*Exercise goal*
Print the records below exactly as they appear.
═══
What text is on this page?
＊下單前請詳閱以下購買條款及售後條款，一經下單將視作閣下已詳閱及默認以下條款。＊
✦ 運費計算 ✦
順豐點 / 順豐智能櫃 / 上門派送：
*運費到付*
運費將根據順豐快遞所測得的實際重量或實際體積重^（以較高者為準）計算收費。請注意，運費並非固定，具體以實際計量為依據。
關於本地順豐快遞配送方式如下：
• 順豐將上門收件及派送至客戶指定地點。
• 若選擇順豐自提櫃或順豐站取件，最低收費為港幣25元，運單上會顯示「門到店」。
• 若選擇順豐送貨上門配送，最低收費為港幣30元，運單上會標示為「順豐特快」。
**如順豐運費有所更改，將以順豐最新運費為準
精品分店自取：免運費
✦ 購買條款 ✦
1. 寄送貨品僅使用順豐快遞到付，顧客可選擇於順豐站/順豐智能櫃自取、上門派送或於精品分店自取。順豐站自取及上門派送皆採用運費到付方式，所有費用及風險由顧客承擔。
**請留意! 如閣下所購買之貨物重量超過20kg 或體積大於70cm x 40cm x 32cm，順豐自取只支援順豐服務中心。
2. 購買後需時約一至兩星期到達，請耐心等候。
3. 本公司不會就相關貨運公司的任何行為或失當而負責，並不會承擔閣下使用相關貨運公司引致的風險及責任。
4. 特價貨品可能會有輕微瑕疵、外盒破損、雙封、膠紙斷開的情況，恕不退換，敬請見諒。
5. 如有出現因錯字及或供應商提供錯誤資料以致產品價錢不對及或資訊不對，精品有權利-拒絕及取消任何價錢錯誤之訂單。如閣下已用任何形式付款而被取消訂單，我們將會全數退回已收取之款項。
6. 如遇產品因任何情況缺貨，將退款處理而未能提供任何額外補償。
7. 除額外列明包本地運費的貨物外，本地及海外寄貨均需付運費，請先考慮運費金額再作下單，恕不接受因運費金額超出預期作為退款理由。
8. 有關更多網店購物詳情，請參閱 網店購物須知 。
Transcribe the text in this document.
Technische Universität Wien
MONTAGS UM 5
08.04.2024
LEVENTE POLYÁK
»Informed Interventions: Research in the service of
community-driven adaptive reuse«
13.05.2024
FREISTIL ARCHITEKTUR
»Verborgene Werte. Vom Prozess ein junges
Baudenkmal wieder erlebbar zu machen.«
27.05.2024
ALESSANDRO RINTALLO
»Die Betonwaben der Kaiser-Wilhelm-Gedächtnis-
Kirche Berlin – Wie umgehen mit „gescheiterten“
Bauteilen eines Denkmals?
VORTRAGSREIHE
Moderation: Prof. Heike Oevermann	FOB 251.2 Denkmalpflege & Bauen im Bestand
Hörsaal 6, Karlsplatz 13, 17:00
═══
*Worked solution*
What text is on this page?
＊下單前請詳閱以下購買條款及售後條款，一經下單將視作閣下已詳閱及默認以下條款。＊
✦ 運費計算 ✦
順豐點 / 順豐智能櫃 / 上門派送：
*運費到付*
運費將根據順豐快遞所測得的實際重量或實際體積重^（以較高者為準）計算收費。請注意，運費並非固定，具體以實際計量為依據。
關於本地順豐快遞配送方式如下：
• 順豐將上門收件及派送至客戶指定地點。
• 若選擇順豐自提櫃或順豐站取件，最低收費為港幣25元，運單上會顯示「門到店」。
• 若選擇順豐送貨上門配送，最低收費為港幣30元，運單上會標示為「順豐特快」。
**如順豐運費有所更改，將以順豐最新運費為準
精品分店自取：免運費
✦ 購買條款 ✦
1. 寄送貨品僅使用順豐快遞到付，顧客可選擇於順豐站/順豐智能櫃自取、上門派送或於精品分店自取。順豐站自取及上門派送皆採用運費到付方式，所有費用及風險由顧客承擔。
**請留意! 如閣下所購買之貨物重量超過20kg 或體積大於70cm x 40cm x 32cm，順豐自取只支援順豐服務中心。
2. 購買後需時約一至兩星期到達，請耐心等候。
3. 本公司不會就相關貨運公司的任何行為或失當而負責，並不會承擔閣下使用相關貨運公司引致的風險及責任。
4. 特價貨品可能會有輕微瑕疵、外盒破損、雙封、膠紙斷開的情況，恕不退換，敬請見諒。
5. 如有出現因錯字及或供應商提供錯誤資料以致產品價錢不對及或資訊不對，精品有權利-拒絕及取消任何價錢錯誤之訂單。如閣下已用任何形式付款而被取消訂單，我們將會全數退回已收取之款項。
6. 如遇產品因任何情況缺貨，將退款處理而未能提供任何額外補償。
7. 除額外列明包本地運費的貨物外，本地及海外寄貨均需付運費，請先考慮運費金額再作下單，恕不接受因運費金額超出預期作為退款理由。
8. 有關更多網店購物詳情，請參閱 網店購物須知 。
Transcribe the text in this document.
Technische Universität Wien
MONTAGS UM 5
08.04.2024
LEVENTE POLYÁK
»Informed Interventions: Research in the service of
community-driven adaptive reuse«
13.05.2024
FREISTIL ARCHITEKTUR
»Verborgene Werte. Vom Prozess ein junges
Baudenkmal wieder erlebbar zu machen.«
27.05.2024
ALESSANDRO RINTALLO
»Die Betonwaben der Kaiser-Wilhelm-Gedächtnis-
Kirche Berlin – Wie umgehen mit „gescheiterten“
Bauteilen eines Denkmals?
VORTRAGSREIHE
Moderation: Prof. Heike Oevermann	FOB 251.2 Denkmalpflege & Bauen im Bestand
Hörsaal 6, Karlsplatz 13, 17:00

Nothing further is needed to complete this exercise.